Given entries:
-=-=-=-=-

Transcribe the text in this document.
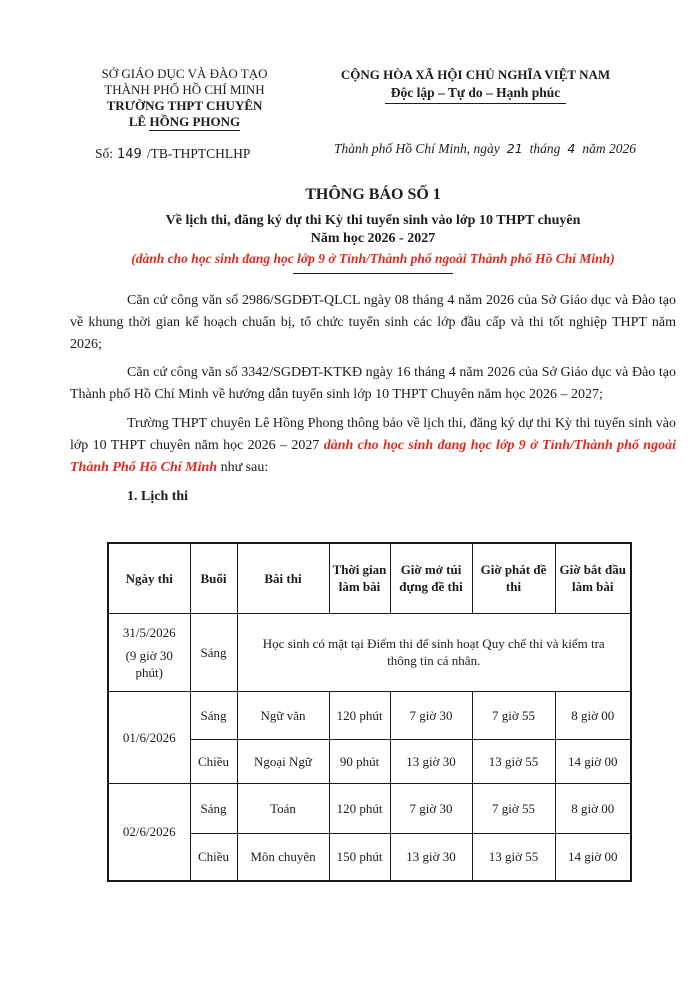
SỞ GIÁO DỤC VÀ ĐÀO TẠO
THÀNH PHỐ HỒ CHÍ MINH
TRƯỜNG THPT CHUYÊN
LÊ HỒNG PHONG
CỘNG HÒA XÃ HỘI CHỦ NGHĨA VIỆT NAM
Độc lập – Tự do – Hạnh phúc
Số: 149 /TB-THPTCHLHP	Thành phố Hồ Chí Minh, ngày 21 tháng 4 năm 2026
THÔNG BÁO SỐ 1
Về lịch thi, đăng ký dự thi Kỳ thi tuyển sinh vào lớp 10 THPT chuyên
Năm học 2026 - 2027
(dành cho học sinh đang học lớp 9 ở Tỉnh/Thành phố ngoài Thành phố Hồ Chí Minh)

Căn cứ công văn số 2986/SGDĐT-QLCL ngày 08 tháng 4 năm 2026 của Sở Giáo dục và Đào tạo về khung thời gian kế hoạch chuẩn bị, tổ chức tuyển sinh các lớp đầu cấp và thi tốt nghiệp THPT năm 2026;

Căn cứ công văn số 3342/SGDĐT-KTKĐ ngày 16 tháng 4 năm 2026 của Sở Giáo dục và Đào tạo Thành phố Hồ Chí Minh về hướng dẫn tuyển sinh lớp 10 THPT Chuyên năm học 2026 – 2027;

Trường THPT chuyên Lê Hồng Phong thông báo về lịch thi, đăng ký dự thi Kỳ thi tuyển sinh vào lớp 10 THPT chuyên năm học 2026 – 2027 dành cho học sinh đang học lớp 9 ở Tỉnh/Thành phố ngoài Thành Phố Hồ Chí Minh như sau:

1. Lịch thi
Ngày thi	Buổi	Bài thi	Thời gian làm bài	Giờ mở túi đựng đề thi	Giờ phát đề thi	Giờ bắt đầu làm bài

31/5/2026
(9 giờ 30 phút)	Sáng	Học sinh có mặt tại Điểm thi để sinh hoạt Quy chế thi và kiểm tra thông tin cá nhân.				
01/6/2026	Sáng	Ngữ văn	120 phút	7 giờ 30	7 giờ 55	8 giờ 00
	Chiều	Ngoại Ngữ	90 phút	13 giờ 30	13 giờ 55	14 giờ 00
02/6/2026	Sáng	Toán	120 phút	7 giờ 30	7 giờ 55	8 giờ 00
	Chiều	Môn chuyên	150 phút	13 giờ 30	13 giờ 55	14 giờ 00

-=-=-=-=-

Written task:
Working from the listing above, pick out every line that has "Chiều" and copy it.

Exercise output:
	Chiều	Ngoại Ngữ	90 phút	13 giờ 30	13 giờ 55	14 giờ 00
	Chiều	Môn chuyên	150 phút	13 giờ 30	13 giờ 55	14 giờ 00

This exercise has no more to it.